• EXERCISE 1:
In the text on early repolarization and sudden death risk, translate this sentence into Spanish: "Subjects with rapidly ascending/upsloping ST segment did not have an elevated risk for arrhythmic death (adjusted HR 0.89; 95 % CI 0.52–1.55)."
• EXERCISE 2:
Go on with the text on early repolarization and sudden death risk, starting after its last sentence.

#### EXCERPTED TEXT ####

Tikkanen et al. have collected and analysed ECG from large group of athletes (from Finland, n = 62; and US, n = 503) and in general population (middle aged, Finnish population; n = 10,864). ST segment after J wave were classified as horizontal/descending or rapidly ascending/upsloping [35]. Main findings were: (1) In athlete, ST segment in rapidly ascending/upsloping in the majority of cases; (2) Infero-lateral ER patterns are not associated with uniformly increased risk of arrhythmic death in a middle-aged general population. Subjects with ER patterns associated with horizontal/descending ST segment after J-wave had higher risk of sudden arrhythmic death (age- and sex adjusted HR 1.43; 95 % CI 1.05–1.94) than subjects without ER. Subjects with rapidly ascending/upsloping ST segment did not have an elevated risk for arrhythmic death (adjusted HR 0.89; 95 % CI 0.52–1.55). (3) No difference between prognostic significance of notching and slurring of ER patterns emerge from their study. They conclude that the highest risk of event occurred in patients with ER pattern combining: inferior location, high amplitude (above 0.2 mV), and a dominant horizontal or descending ST segment after J-wave.
Risk Stratification
As described above, although ER is a common entity, unexplained sudden cardiac arrest in young adults is very rare. Some investigators addressed this issue by using the Bayes’ law of conditional probabilities. Rosso et al. claimed that the presence of J-wave in a young adult would increase the probability of VF from 3.4:100,000 to 11:100,000 which is a negligible rise. They, therefore, concluded that the incidental discovery of J-wave on routine screening should not be interpreted as a marker of “high risk” for sudden death because the odds for this fatal disease would still be approximately 1:10,000 [16]. Now, the million dollar question is: “how to differentiate subjects with ‘high risk’ ER from the so-called benign ER?”
Clinical Features
In such a situation, we consider that close follow-up should be offered to the patients with ER and unexplained syncope or a family history of unexplained sudden death. Abe et al. reported that the prevalence of ER in 222 patients with syncope and no organic disorder was 18.5 %, which is almost ten times that in 3,915 healthy controls (2 %) [31]. Therefore, the possibility of ER-associated syncopal episodes cannot be excluded in at least some of these patients. The genetic basis of ER is still largely unknown. Also, in patients with VF and ER, positive family history of sudden death was not significantly higher than in those without ER (16 % vs. 9 %, P = 0.17) [14]. Nevertheless, it does not imply that family history is not an important aspect of history-taking in ER patients.

#### RAW DATA ####

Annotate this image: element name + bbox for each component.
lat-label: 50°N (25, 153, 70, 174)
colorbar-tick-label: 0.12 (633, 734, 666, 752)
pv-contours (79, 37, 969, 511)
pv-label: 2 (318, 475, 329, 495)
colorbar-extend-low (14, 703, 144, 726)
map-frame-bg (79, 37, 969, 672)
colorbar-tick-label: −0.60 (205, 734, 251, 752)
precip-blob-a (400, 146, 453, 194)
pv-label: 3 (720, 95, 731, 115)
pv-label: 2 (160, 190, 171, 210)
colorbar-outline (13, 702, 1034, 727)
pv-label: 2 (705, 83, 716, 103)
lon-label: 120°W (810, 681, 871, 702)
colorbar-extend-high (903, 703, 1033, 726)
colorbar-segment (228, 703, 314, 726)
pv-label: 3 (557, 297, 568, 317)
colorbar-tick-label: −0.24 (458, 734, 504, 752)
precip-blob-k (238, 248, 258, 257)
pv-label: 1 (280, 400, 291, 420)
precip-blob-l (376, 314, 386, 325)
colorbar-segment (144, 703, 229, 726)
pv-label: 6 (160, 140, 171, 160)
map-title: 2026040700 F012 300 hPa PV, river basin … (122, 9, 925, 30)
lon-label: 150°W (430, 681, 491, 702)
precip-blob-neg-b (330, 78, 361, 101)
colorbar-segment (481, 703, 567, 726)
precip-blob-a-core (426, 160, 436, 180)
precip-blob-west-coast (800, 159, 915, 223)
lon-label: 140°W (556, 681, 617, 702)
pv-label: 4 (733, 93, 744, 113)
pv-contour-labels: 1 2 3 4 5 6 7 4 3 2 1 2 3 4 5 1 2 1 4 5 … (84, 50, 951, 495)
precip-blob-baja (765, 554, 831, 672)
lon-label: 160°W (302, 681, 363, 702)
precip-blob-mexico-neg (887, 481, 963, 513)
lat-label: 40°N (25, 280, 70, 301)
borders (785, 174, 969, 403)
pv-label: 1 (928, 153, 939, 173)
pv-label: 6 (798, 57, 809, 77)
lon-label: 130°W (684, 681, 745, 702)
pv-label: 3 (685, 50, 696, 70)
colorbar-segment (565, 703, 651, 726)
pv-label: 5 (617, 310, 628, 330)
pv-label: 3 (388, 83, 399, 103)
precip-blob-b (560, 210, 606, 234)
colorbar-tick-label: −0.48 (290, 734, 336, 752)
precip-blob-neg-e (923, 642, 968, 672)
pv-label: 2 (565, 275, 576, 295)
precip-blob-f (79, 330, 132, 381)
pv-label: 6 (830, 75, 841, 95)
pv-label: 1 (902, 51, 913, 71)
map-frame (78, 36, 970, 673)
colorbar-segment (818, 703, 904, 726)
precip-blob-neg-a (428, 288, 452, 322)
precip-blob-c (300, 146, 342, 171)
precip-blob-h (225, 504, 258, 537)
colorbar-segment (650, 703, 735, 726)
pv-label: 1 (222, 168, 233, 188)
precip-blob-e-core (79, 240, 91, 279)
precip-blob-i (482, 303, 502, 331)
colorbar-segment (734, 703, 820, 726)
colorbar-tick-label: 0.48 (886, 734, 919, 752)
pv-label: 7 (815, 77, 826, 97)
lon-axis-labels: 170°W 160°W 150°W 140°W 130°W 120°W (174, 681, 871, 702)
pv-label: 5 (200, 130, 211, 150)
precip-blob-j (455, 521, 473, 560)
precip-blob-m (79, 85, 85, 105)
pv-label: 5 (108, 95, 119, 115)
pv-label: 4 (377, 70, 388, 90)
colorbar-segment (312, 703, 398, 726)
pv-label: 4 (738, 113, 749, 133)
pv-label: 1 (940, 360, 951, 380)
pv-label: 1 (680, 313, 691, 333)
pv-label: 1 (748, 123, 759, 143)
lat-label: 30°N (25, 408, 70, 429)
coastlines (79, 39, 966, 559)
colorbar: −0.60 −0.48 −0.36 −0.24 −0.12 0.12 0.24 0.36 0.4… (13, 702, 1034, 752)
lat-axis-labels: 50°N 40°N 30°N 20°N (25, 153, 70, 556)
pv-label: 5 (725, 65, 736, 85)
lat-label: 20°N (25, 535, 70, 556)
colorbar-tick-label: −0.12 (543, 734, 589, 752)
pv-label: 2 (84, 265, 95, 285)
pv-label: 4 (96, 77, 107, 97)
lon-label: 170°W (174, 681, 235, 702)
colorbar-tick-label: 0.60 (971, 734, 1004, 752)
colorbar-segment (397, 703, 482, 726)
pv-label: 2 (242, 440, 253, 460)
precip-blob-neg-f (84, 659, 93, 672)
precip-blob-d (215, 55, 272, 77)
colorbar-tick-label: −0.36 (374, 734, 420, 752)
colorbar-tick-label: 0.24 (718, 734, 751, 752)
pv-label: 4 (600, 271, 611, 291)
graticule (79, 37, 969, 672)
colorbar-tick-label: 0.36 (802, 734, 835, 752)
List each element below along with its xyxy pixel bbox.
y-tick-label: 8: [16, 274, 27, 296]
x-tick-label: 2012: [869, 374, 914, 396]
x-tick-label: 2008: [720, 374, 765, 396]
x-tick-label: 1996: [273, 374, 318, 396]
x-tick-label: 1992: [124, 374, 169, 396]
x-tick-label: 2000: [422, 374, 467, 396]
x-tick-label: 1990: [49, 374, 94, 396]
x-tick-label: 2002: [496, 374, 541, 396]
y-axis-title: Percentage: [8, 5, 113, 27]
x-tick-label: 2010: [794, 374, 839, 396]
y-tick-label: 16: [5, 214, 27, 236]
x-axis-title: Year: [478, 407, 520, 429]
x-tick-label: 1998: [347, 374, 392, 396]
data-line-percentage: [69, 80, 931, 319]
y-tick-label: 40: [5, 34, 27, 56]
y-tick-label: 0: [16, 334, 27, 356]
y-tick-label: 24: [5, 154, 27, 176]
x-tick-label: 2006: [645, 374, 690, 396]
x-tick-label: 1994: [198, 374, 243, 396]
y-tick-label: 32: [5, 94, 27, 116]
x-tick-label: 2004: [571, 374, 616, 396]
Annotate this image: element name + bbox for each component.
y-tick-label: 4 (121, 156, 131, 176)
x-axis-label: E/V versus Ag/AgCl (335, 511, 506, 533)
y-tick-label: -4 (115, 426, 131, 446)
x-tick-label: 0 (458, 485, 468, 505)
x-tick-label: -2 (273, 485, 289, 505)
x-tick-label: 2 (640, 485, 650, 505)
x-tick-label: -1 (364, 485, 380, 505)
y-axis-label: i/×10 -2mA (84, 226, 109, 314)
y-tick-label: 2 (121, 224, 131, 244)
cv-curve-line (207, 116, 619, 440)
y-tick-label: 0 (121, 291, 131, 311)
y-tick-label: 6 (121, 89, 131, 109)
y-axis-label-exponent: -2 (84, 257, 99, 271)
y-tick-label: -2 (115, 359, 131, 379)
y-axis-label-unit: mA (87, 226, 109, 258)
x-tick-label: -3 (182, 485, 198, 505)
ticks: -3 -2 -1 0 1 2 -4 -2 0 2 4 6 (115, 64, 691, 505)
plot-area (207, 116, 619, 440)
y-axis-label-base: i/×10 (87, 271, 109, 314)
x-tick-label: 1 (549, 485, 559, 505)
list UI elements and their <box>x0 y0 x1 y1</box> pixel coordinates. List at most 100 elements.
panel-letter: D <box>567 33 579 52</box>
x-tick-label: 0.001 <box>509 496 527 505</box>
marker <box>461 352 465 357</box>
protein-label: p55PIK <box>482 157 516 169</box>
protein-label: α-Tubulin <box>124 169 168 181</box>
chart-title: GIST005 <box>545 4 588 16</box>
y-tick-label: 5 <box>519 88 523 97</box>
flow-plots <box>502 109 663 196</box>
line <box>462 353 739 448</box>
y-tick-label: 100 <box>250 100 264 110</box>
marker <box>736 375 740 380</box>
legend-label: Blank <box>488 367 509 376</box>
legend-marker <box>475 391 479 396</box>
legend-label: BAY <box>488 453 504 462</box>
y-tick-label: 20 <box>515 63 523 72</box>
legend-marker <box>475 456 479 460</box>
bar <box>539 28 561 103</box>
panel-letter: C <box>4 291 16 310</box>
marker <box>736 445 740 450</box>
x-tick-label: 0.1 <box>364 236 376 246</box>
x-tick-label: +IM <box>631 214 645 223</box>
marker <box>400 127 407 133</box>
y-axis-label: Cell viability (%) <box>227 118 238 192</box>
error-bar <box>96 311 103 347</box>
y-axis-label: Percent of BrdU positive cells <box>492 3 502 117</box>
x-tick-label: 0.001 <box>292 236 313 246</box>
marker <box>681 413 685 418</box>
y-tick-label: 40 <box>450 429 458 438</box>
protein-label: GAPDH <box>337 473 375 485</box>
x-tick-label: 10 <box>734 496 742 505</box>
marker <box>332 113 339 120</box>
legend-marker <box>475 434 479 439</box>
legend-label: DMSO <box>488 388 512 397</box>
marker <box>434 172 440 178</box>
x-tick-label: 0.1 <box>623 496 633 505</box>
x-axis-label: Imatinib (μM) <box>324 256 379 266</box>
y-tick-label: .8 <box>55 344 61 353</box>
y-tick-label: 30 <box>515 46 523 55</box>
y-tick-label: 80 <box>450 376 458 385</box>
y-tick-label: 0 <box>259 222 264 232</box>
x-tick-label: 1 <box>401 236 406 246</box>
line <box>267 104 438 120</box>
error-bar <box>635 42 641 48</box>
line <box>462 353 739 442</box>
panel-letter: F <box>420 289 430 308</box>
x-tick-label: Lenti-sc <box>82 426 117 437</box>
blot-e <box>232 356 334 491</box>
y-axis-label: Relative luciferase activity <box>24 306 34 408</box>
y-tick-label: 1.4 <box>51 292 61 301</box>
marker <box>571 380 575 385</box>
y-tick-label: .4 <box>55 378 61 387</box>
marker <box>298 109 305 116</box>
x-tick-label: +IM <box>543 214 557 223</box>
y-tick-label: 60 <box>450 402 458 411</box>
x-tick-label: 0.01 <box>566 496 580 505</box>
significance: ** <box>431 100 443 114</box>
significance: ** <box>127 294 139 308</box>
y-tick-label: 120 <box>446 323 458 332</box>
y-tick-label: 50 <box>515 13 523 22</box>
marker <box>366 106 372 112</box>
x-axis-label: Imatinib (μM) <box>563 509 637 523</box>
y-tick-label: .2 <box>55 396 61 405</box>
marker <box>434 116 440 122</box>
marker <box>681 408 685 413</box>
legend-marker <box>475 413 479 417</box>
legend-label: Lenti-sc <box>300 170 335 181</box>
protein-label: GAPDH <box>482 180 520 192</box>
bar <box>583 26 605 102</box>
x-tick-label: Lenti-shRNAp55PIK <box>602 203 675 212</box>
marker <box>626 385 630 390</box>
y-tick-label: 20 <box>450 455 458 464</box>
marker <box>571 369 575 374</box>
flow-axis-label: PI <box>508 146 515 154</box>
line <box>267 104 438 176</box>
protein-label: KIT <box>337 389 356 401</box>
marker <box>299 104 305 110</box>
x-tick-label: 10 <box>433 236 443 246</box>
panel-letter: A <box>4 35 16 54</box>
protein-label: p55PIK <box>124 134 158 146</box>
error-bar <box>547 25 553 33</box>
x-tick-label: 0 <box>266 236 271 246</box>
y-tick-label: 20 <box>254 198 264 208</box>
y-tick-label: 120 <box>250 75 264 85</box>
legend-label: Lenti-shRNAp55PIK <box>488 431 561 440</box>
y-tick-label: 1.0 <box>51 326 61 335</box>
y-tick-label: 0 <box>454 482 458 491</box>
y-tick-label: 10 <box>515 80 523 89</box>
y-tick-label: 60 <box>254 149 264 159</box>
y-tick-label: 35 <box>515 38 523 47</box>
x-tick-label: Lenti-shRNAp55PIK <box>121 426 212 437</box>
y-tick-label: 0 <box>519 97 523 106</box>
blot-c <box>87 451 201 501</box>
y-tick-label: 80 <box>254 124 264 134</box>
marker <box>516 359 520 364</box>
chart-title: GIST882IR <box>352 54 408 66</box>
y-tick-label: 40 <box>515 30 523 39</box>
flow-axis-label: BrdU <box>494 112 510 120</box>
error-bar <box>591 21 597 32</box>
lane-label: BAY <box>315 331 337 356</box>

####

• ANSWER 1:
Los sujetos con segmento ST de ascenso rápido/pendiente ascendente no presentaron un riesgo elevado de muerte arrítmica (HR ajustado 0,89; IC del 95 % 0,52–1,55).

• ANSWER 2:
Magnitude of J Wave
In the study by Tikkanen et al., subjects with J-point elevation of more than 0.2 mV on inferior leads not only bore a higher risk of death from cardiac causes (adjusted relative risk, 2.98; 95 % CI, 1.85–4.92; P < 0.001) as compared with J point elevation of more than 0.1 mV, but also had a markedly elevated risk of death from arrhythmia (adjusted relative risk, 2.92; 95 % CI, 1.45–5.89; P = 0.01) [18]. This finding indicates that the magnitude of J-point elevation could be a discriminator of risk. However, this study did not provide the sensitivity and specificity of this measure in predicting the endpoint-events. In accordance with this finding, Haïssaguerre et al. also found that the magnitude of J wave elevation in case group was significantly higher than that in control subjects (2.0 ± 0.8 mV vs. 1.2 ± 0.4 mV, P < 0.001) [14]. Derval et al. also reported a higher magnitude of J-wave in patient with ER pattern and purely Idiopathic VF than in patient with ER pattern and another substrate for VF (0.25 ± 0.12 vs. 0.13 ± 0.05; p = 0.02) [23]. It is worthy to note that J point elevation of more than 0.2 mV seems rare in normal population. In 630/10,864 subjects with ER identified by Tikkanen et al., 0.33 % of total population had J wave elevation of more than 0.2 mV [18]. However, it is also necessary to point out that the magnitude of J wave elevation can fluctuate even without drug provocation or exercise. This means low magnitude of J wave should not be considered as a static entity. It can potentially get augmented. Unfortunately, there is no reliable provocation test to augment ER in infero-lateral leads currently.